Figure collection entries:
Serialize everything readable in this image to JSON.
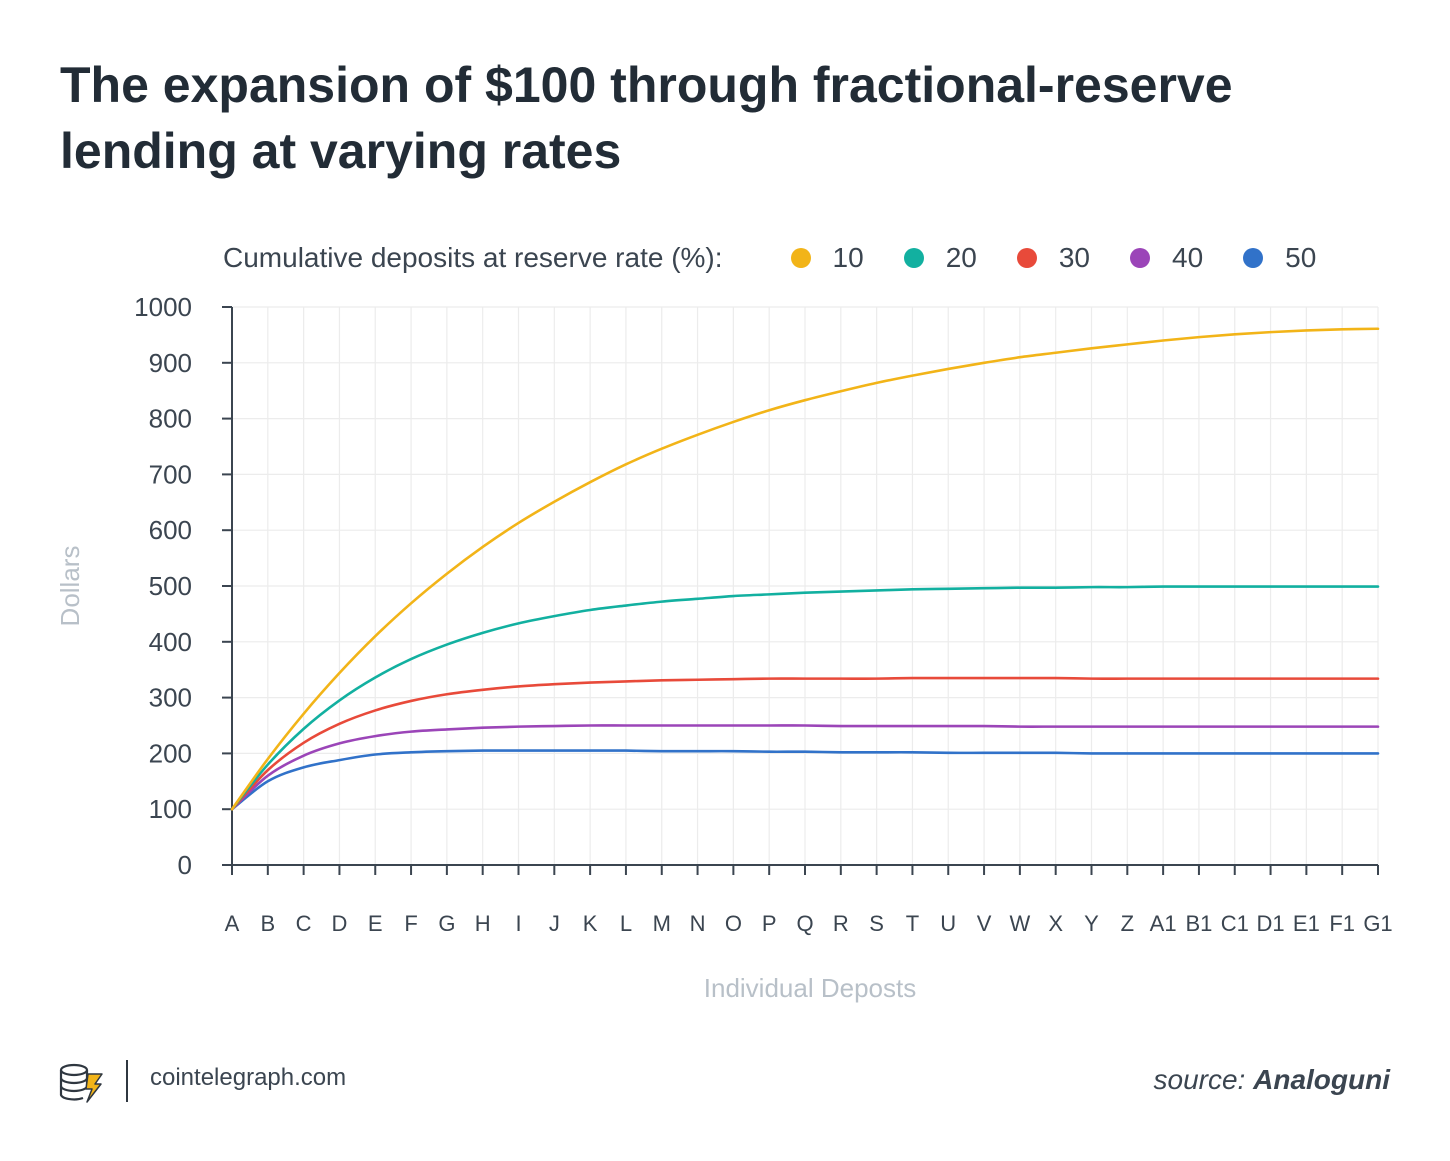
{
  "chart_data": {
    "type": "line",
    "title": "The expansion of $100 through fractional-reserve lending at varying rates",
    "legend_title": "Cumulative deposits at reserve rate (%):",
    "xlabel": "Individual Deposts",
    "ylabel": "Dollars",
    "ylim": [
      0,
      1000
    ],
    "yticks": [
      "0",
      "100",
      "200",
      "300",
      "400",
      "500",
      "600",
      "700",
      "800",
      "900",
      "1000"
    ],
    "categories": [
      "A",
      "B",
      "C",
      "D",
      "E",
      "F",
      "G",
      "H",
      "I",
      "J",
      "K",
      "L",
      "M",
      "N",
      "O",
      "P",
      "Q",
      "R",
      "S",
      "T",
      "U",
      "V",
      "W",
      "X",
      "Y",
      "Z",
      "A1",
      "B1",
      "C1",
      "D1",
      "E1",
      "F1",
      "G1"
    ],
    "grid": true,
    "legend_position": "top",
    "series": [
      {
        "name": "10",
        "color": "#f2b418",
        "values": [
          100,
          190,
          271,
          344,
          410,
          469,
          522,
          570,
          613,
          651,
          686,
          718,
          746,
          771,
          794,
          815,
          833,
          849,
          864,
          877,
          889,
          900,
          910,
          918,
          926,
          933,
          940,
          946,
          951,
          955,
          958,
          960,
          961
        ]
      },
      {
        "name": "20",
        "color": "#12b0a0",
        "values": [
          100,
          180,
          244,
          295,
          336,
          369,
          395,
          416,
          433,
          446,
          457,
          465,
          472,
          477,
          482,
          485,
          488,
          490,
          492,
          494,
          495,
          496,
          497,
          497,
          498,
          498,
          499,
          499,
          499,
          499,
          499,
          499,
          499
        ]
      },
      {
        "name": "30",
        "color": "#e84a3a",
        "values": [
          100,
          170,
          219,
          253,
          277,
          294,
          306,
          314,
          320,
          324,
          327,
          329,
          331,
          332,
          333,
          334,
          334,
          334,
          334,
          335,
          335,
          335,
          335,
          335,
          334,
          334,
          334,
          334,
          334,
          334,
          334,
          334,
          334
        ]
      },
      {
        "name": "40",
        "color": "#9b45b8",
        "values": [
          100,
          160,
          196,
          218,
          231,
          239,
          243,
          246,
          248,
          249,
          250,
          250,
          250,
          250,
          250,
          250,
          250,
          249,
          249,
          249,
          249,
          249,
          248,
          248,
          248,
          248,
          248,
          248,
          248,
          248,
          248,
          248,
          248
        ]
      },
      {
        "name": "50",
        "color": "#3172c9",
        "values": [
          100,
          150,
          175,
          188,
          198,
          202,
          204,
          205,
          205,
          205,
          205,
          205,
          204,
          204,
          204,
          203,
          203,
          202,
          202,
          202,
          201,
          201,
          201,
          201,
          200,
          200,
          200,
          200,
          200,
          200,
          200,
          200,
          200
        ]
      }
    ]
  },
  "footer": {
    "logo_icon": "cointelegraph-coins-icon",
    "site": "cointelegraph.com",
    "source_prefix": "source:",
    "source_name": "Analoguni"
  }
}
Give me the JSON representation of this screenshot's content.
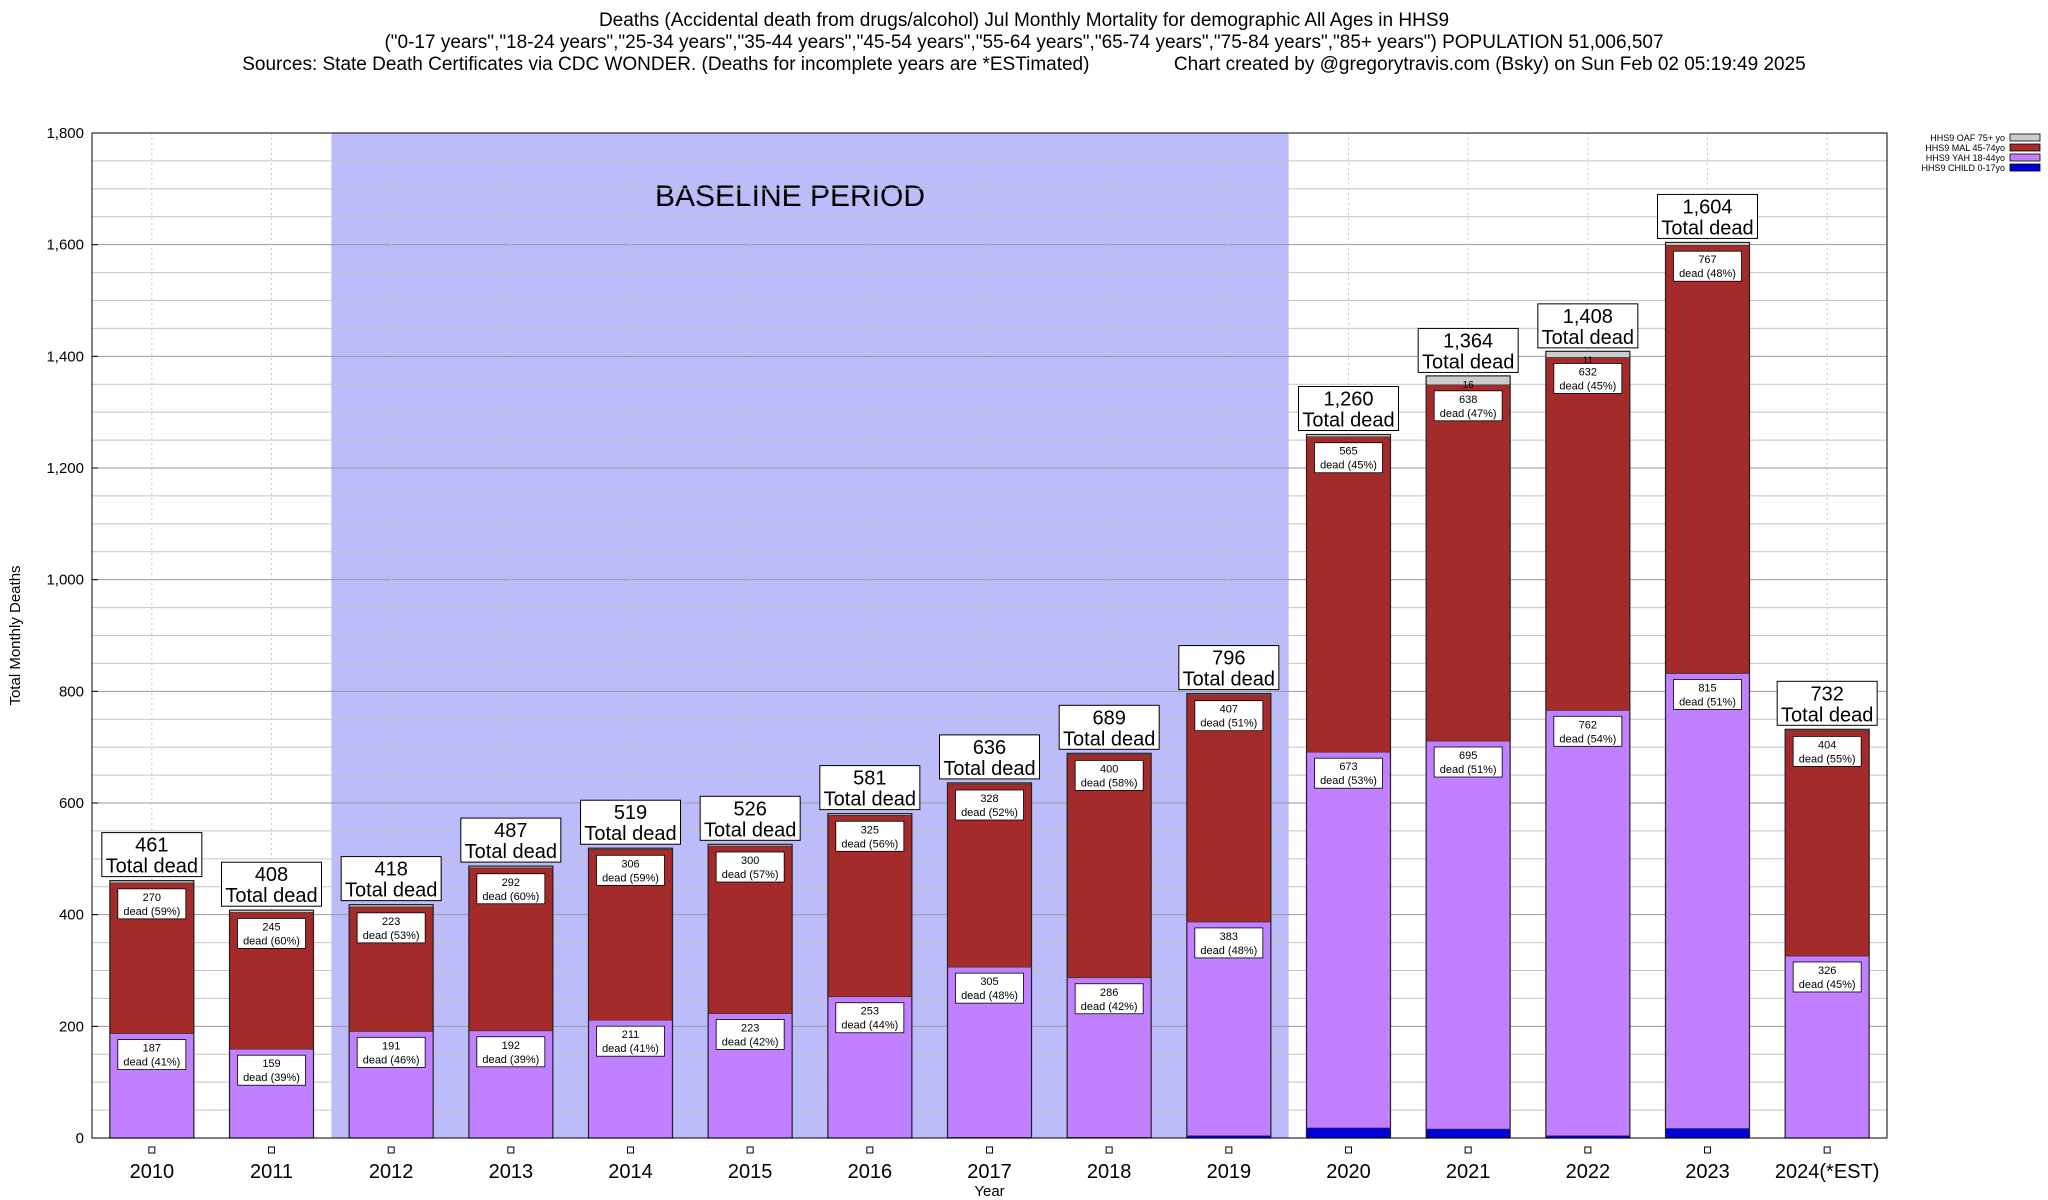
{
  "title": {
    "line1": "Deaths (Accidental death from drugs/alcohol) Jul Monthly Mortality for demographic All Ages in HHS9",
    "line2": "(\"0-17 years\",\"18-24 years\",\"25-34 years\",\"35-44 years\",\"45-54 years\",\"55-64 years\",\"65-74 years\",\"75-84 years\",\"85+ years\") POPULATION 51,006,507",
    "line3": "Sources: State Death Certificates via CDC WONDER. (Deaths for incomplete years are *ESTimated)                Chart created by @gregorytravis.com (Bsky) on Sun Feb 02 05:19:49 2025"
  },
  "chart_data": {
    "type": "bar",
    "stacked": true,
    "xlabel": "Year",
    "ylabel": "Total Monthly Deaths",
    "ylim": [
      0,
      1800
    ],
    "yticks": [
      "0",
      "200",
      "400",
      "600",
      "800",
      "1,000",
      "1,200",
      "1,400",
      "1,600",
      "1,800"
    ],
    "grid": true,
    "legend_position": "top-right",
    "annotation": "BASELINE PERIOD",
    "baseline_range": [
      "2012",
      "2019"
    ],
    "total_suffix": "Total dead",
    "categories": [
      "2010",
      "2011",
      "2012",
      "2013",
      "2014",
      "2015",
      "2016",
      "2017",
      "2018",
      "2019",
      "2020",
      "2021",
      "2022",
      "2023",
      "2024(*EST)"
    ],
    "totals": [
      461,
      408,
      418,
      487,
      519,
      526,
      581,
      636,
      689,
      796,
      1260,
      1364,
      1408,
      1604,
      732
    ],
    "total_labels": [
      "461",
      "408",
      "418",
      "487",
      "519",
      "526",
      "581",
      "636",
      "689",
      "796",
      "1,260",
      "1,364",
      "1,408",
      "1,604",
      "732"
    ],
    "series": [
      {
        "name": "HHS9 CHILD 0-17yo",
        "color": "#0000dd",
        "values": [
          0,
          0,
          0,
          0,
          0,
          0,
          0,
          1,
          1,
          4,
          18,
          16,
          4,
          17,
          0
        ]
      },
      {
        "name": "HHS9 YAH 18-44yo",
        "color": "#c080ff",
        "values": [
          187,
          159,
          191,
          192,
          211,
          223,
          253,
          305,
          286,
          383,
          673,
          695,
          762,
          815,
          326
        ],
        "labels": [
          "dead (41%)",
          "dead (39%)",
          "dead (46%)",
          "dead (39%)",
          "dead (41%)",
          "dead (42%)",
          "dead (44%)",
          "dead (48%)",
          "dead (42%)",
          "dead (48%)",
          "dead (53%)",
          "dead (51%)",
          "dead (54%)",
          "dead (51%)",
          "dead (45%)"
        ]
      },
      {
        "name": "HHS9 MAL 45-74yo",
        "color": "#a52a2a",
        "values": [
          270,
          245,
          223,
          292,
          306,
          300,
          325,
          328,
          400,
          407,
          565,
          638,
          632,
          767,
          404
        ],
        "labels": [
          "dead (59%)",
          "dead (60%)",
          "dead (53%)",
          "dead (60%)",
          "dead (59%)",
          "dead (57%)",
          "dead (56%)",
          "dead (52%)",
          "dead (58%)",
          "dead (51%)",
          "dead (45%)",
          "dead (47%)",
          "dead (45%)",
          "dead (48%)",
          "dead (55%)"
        ]
      },
      {
        "name": "HHS9 OAF 75+ yo",
        "color": "#cccccc",
        "values": [
          4,
          4,
          4,
          3,
          2,
          3,
          3,
          2,
          2,
          2,
          4,
          16,
          11,
          5,
          2
        ],
        "visible_labels": [
          "",
          "",
          "",
          "",
          "",
          "",
          "",
          "",
          "",
          "",
          "",
          "16",
          "11",
          "",
          ""
        ]
      }
    ]
  }
}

INSTRUCTIONS TO FOLLOW »
Check each line of the records above for the string "ylabel", and report every line that has it.

CORRECT OUTPUT »
    "ylabel": "Dollars",
    "ylabel": "Total Monthly Deaths",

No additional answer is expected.